§ **Provided text**:
Experimental Reviews

I Am Become Death (2020) – 4 stars

Director: Tom Potter

Running time: 2mins

For a film so firmly rooted in re-editing historical stock, I Am Become Death is weirdly prescient. When Tom Potter first released this film, it was early 2020. The UK, US and many other nations in the global still had not entered lockdown, and were maintaining that somehow everything would just be fine if they kept the proverbial beaches open. At the same time, Christopher Nolan was getting ready to release Tenet – and would not come aboard the project that would eventually be Oppenheimer until the Covid-19 pandemic was in full swing.

The apocalyptic feel of Nolan’s eventual biopic feels in-step with an increasingly fractured global order – in which geo-political grievances not only played a role in dominant nations refusing to co-operate over a viral contagion that left millions dead, but boiled over into a number of apparently endless hot and cold wars. In the case of Potter’s bleak and distressing experimental edit, however, it taps into a Zeitgeist that much of the world was seemingly oblivious to.

§ **Recorded information**:
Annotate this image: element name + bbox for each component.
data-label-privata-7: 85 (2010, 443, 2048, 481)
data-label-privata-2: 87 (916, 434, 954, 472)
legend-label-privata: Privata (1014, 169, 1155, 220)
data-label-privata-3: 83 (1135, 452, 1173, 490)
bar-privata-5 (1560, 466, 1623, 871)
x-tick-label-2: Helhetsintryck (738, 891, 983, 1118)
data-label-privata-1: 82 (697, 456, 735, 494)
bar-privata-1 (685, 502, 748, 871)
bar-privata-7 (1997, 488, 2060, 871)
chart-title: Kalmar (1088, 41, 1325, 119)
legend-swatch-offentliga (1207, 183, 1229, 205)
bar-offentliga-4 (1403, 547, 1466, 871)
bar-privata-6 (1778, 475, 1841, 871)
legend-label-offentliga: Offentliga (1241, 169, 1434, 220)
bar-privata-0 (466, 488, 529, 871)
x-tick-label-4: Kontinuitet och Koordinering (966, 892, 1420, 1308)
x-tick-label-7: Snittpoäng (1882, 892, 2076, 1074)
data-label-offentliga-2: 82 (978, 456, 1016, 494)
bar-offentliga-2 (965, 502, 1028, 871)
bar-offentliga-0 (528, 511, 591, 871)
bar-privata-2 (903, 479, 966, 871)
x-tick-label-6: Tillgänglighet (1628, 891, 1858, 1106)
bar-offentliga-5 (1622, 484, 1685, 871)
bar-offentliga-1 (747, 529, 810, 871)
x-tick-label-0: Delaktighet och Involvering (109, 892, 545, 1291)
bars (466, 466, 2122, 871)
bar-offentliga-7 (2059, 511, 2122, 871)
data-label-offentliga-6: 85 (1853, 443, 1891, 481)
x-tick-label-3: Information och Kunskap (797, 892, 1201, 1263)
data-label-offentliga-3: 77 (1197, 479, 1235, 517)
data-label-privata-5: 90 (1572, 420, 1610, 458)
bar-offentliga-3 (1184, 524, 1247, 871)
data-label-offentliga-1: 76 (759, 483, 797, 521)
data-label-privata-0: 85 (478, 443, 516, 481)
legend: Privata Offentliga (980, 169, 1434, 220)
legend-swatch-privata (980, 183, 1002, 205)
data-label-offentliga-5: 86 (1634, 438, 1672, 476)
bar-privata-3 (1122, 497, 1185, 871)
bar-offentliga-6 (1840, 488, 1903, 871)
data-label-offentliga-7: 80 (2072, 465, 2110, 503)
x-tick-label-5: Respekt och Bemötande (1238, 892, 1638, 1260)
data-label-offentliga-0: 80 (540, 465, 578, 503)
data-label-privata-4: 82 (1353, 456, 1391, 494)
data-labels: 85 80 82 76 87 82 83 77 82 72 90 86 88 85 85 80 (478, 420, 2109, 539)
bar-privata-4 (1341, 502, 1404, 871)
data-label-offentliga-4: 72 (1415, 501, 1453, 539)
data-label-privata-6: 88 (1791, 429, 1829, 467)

§ **Work instruction 1**: In the review of I Am Become Death, which film was Christopher Nolan preparing to release when Tom Potter first released his film?
§ **Work instruction 2**: Carry on the review of I Am Become Death from the point where it stops.

§ **Expected output 1**: Tenet.

§ **Expected output 2**:
Going into the new year, many grotesque and boorish apologists for the likes of Boris Johnson had been forecasts boom times – the ushering in of a new ‘Roaring 20s’. For some people, the 20s have arguably delivered on that promise. If you are an arms dealer, a mortician, or a tech-bro, for example, the good times have indeed been rolling. But for many, many more people, there is a bitter and continued collapse in living standards – all while supposedly revolutionary technology is hailed as placing the world on the brink of a new age of luxurious discovery.

Potter’s film seems to pre-emptively reflect on so much of this spirit of the times – several years before it went mainstream. Playing over a muffled recording of Robert Oppenheimer and his famous recounting of the moment the Manhattan Project realised it had succeeded in creating atomic weaponry that would place the world on the edge of oblivion, sooner or later. As the famous quote runs its course, a pair of eyes is shown propped open with match-sticks, watching the unfolding devastation that breakthrough leads to – with the eyes being reimagined in various visual metaphors in the process.

All of the imagery is lavishly realised, with some wonderfully high-resolution film bringing out the beautiful, Lynchian viscosity of each subject the lens is drawn to. The eyes are wonderfully rendered in stark, black and white film – but the skin around them has a visible dankness that makes the image feel distinctly grimy and uncomfortable. At the same time, the metaphorical comparisons do some incredible work at showing us what the viewer is thinking about, without being too literal. The use of a cup of milky tea to represent the unfolding horror of a mushroom cloud, for example, is an incredible piece of invention.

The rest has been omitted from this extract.